### EXERCISE TASK
Every entry must be given again exactly.

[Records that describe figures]
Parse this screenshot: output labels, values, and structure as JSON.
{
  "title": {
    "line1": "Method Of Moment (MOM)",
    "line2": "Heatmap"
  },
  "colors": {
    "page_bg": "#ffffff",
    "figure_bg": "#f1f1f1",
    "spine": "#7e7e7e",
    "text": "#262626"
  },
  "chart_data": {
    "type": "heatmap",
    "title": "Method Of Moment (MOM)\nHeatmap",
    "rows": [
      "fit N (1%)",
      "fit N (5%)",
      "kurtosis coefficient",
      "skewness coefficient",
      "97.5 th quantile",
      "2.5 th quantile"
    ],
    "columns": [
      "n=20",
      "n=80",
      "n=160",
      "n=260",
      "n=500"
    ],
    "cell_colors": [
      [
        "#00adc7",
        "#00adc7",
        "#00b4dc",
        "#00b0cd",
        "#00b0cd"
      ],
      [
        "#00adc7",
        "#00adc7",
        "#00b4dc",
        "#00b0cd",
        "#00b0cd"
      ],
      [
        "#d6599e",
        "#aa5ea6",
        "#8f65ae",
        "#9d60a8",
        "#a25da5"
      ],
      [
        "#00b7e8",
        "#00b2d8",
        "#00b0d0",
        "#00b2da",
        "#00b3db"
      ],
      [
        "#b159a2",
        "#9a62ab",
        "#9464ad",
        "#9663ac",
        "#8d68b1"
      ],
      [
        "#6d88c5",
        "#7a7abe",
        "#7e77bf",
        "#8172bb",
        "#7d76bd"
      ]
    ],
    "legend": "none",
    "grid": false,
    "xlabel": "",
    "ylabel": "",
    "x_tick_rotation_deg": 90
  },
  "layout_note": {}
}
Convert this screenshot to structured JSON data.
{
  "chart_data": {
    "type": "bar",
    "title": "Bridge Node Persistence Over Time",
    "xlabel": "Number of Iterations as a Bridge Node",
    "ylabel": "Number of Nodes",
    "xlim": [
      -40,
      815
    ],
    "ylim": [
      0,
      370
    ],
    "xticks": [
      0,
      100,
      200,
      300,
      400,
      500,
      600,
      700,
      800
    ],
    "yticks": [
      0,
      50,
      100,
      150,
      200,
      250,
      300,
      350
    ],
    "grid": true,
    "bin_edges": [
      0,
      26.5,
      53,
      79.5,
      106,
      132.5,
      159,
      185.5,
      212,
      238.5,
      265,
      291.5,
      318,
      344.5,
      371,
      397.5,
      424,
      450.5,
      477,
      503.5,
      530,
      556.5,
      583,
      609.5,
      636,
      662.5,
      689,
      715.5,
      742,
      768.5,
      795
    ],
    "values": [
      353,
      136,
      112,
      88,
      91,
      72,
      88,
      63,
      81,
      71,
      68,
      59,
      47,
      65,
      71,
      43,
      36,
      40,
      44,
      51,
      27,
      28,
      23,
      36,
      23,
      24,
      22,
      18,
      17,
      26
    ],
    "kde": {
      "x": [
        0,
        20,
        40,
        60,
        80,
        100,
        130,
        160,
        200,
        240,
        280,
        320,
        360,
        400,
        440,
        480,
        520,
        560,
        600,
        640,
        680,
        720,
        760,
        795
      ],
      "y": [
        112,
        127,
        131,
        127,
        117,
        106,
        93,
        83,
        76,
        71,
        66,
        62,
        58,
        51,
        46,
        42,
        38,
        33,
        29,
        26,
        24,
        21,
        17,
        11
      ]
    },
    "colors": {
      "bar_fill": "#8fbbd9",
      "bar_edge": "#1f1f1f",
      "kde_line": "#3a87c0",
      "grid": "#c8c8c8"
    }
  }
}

### RESPONSE TO THE EXERCISE
Parse this screenshot: output labels, values, and structure as JSON.
{
  "title": {
    "line1": "Method Of Moment (MOM)",
    "line2": "Heatmap"
  },
  "colors": {
    "page_bg": "#ffffff",
    "figure_bg": "#f1f1f1",
    "spine": "#7e7e7e",
    "text": "#262626"
  },
  "chart_data": {
    "type": "heatmap",
    "title": "Method Of Moment (MOM)\nHeatmap",
    "rows": [
      "fit N (1%)",
      "fit N (5%)",
      "kurtosis coefficient",
      "skewness coefficient",
      "97.5 th quantile",
      "2.5 th quantile"
    ],
    "columns": [
      "n=20",
      "n=80",
      "n=160",
      "n=260",
      "n=500"
    ],
    "cell_colors": [
      [
        "#00adc7",
        "#00adc7",
        "#00b4dc",
        "#00b0cd",
        "#00b0cd"
      ],
      [
        "#00adc7",
        "#00adc7",
        "#00b4dc",
        "#00b0cd",
        "#00b0cd"
      ],
      [
        "#d6599e",
        "#aa5ea6",
        "#8f65ae",
        "#9d60a8",
        "#a25da5"
      ],
      [
        "#00b7e8",
        "#00b2d8",
        "#00b0d0",
        "#00b2da",
        "#00b3db"
      ],
      [
        "#b159a2",
        "#9a62ab",
        "#9464ad",
        "#9663ac",
        "#8d68b1"
      ],
      [
        "#6d88c5",
        "#7a7abe",
        "#7e77bf",
        "#8172bb",
        "#7d76bd"
      ]
    ],
    "legend": "none",
    "grid": false,
    "xlabel": "",
    "ylabel": "",
    "x_tick_rotation_deg": 90
  },
  "layout_note": {}
}
Convert this screenshot to structured JSON data.
{
  "chart_data": {
    "type": "bar",
    "title": "Bridge Node Persistence Over Time",
    "xlabel": "Number of Iterations as a Bridge Node",
    "ylabel": "Number of Nodes",
    "xlim": [
      -40,
      815
    ],
    "ylim": [
      0,
      370
    ],
    "xticks": [
      0,
      100,
      200,
      300,
      400,
      500,
      600,
      700,
      800
    ],
    "yticks": [
      0,
      50,
      100,
      150,
      200,
      250,
      300,
      350
    ],
    "grid": true,
    "bin_edges": [
      0,
      26.5,
      53,
      79.5,
      106,
      132.5,
      159,
      185.5,
      212,
      238.5,
      265,
      291.5,
      318,
      344.5,
      371,
      397.5,
      424,
      450.5,
      477,
      503.5,
      530,
      556.5,
      583,
      609.5,
      636,
      662.5,
      689,
      715.5,
      742,
      768.5,
      795
    ],
    "values": [
      353,
      136,
      112,
      88,
      91,
      72,
      88,
      63,
      81,
      71,
      68,
      59,
      47,
      65,
      71,
      43,
      36,
      40,
      44,
      51,
      27,
      28,
      23,
      36,
      23,
      24,
      22,
      18,
      17,
      26
    ],
    "kde": {
      "x": [
        0,
        20,
        40,
        60,
        80,
        100,
        130,
        160,
        200,
        240,
        280,
        320,
        360,
        400,
        440,
        480,
        520,
        560,
        600,
        640,
        680,
        720,
        760,
        795
      ],
      "y": [
        112,
        127,
        131,
        127,
        117,
        106,
        93,
        83,
        76,
        71,
        66,
        62,
        58,
        51,
        46,
        42,
        38,
        33,
        29,
        26,
        24,
        21,
        17,
        11
      ]
    },
    "colors": {
      "bar_fill": "#8fbbd9",
      "bar_edge": "#1f1f1f",
      "kde_line": "#3a87c0",
      "grid": "#c8c8c8"
    }
  }
}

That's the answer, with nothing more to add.